**Your objective**: Set down all of the entries word for word, omitting the images they contain.

**Dataset entries**:
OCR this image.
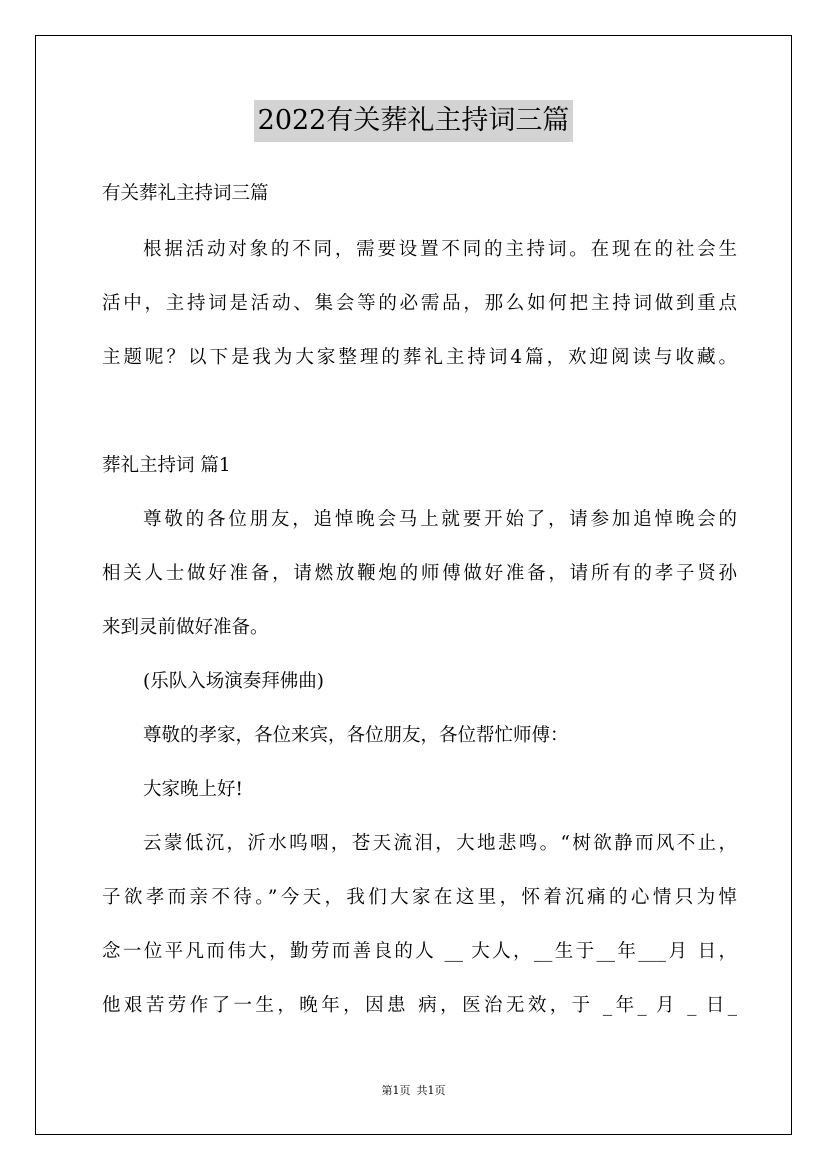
2022有关葬礼主持词三篇
有关葬礼主持词三篇
根据活动对象的不同，需要设置不同的主持词。在现在的社会生
活中，主持词是活动、集会等的必需品，那么如何把主持词做到重点
主题呢？以下是我为大家整理的葬礼主持词4篇，欢迎阅读与收藏。
葬礼主持词 篇1
尊敬的各位朋友，追悼晚会马上就要开始了，请参加追悼晚会的
相关人士做好准备，请燃放鞭炮的师傅做好准备，请所有的孝子贤孙
来到灵前做好准备。
(乐队入场演奏拜佛曲)
尊敬的孝家，各位来宾，各位朋友，各位帮忙师傅：
大家晚上好!
云蒙低沉，沂水呜咽，苍天流泪，大地悲鸣。“树欲静而风不止，
子欲孝而亲不待。”今天，我们大家在这里，怀着沉痛的心情只为悼
念一位平凡而伟大，勤劳而善良的人 __ 大人，__生于__年___月 日，
他艰苦劳作了一生，晚年，因患 病，医治无效，于 _年_ 月 _ 日_
第1页 共1页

**Expected output**:
OCR this image.
2022有关葬礼主持词三篇
有关葬礼主持词三篇
根据活动对象的不同，需要设置不同的主持词。在现在的社会生
活中，主持词是活动、集会等的必需品，那么如何把主持词做到重点
主题呢？以下是我为大家整理的葬礼主持词4篇，欢迎阅读与收藏。
葬礼主持词 篇1
尊敬的各位朋友，追悼晚会马上就要开始了，请参加追悼晚会的
相关人士做好准备，请燃放鞭炮的师傅做好准备，请所有的孝子贤孙
来到灵前做好准备。
(乐队入场演奏拜佛曲)
尊敬的孝家，各位来宾，各位朋友，各位帮忙师傅：
大家晚上好!
云蒙低沉，沂水呜咽，苍天流泪，大地悲鸣。“树欲静而风不止，
子欲孝而亲不待。”今天，我们大家在这里，怀着沉痛的心情只为悼
念一位平凡而伟大，勤劳而善良的人 __ 大人，__生于__年___月 日，
他艰苦劳作了一生，晚年，因患 病，医治无效，于 _年_ 月 _ 日_
第1页 共1页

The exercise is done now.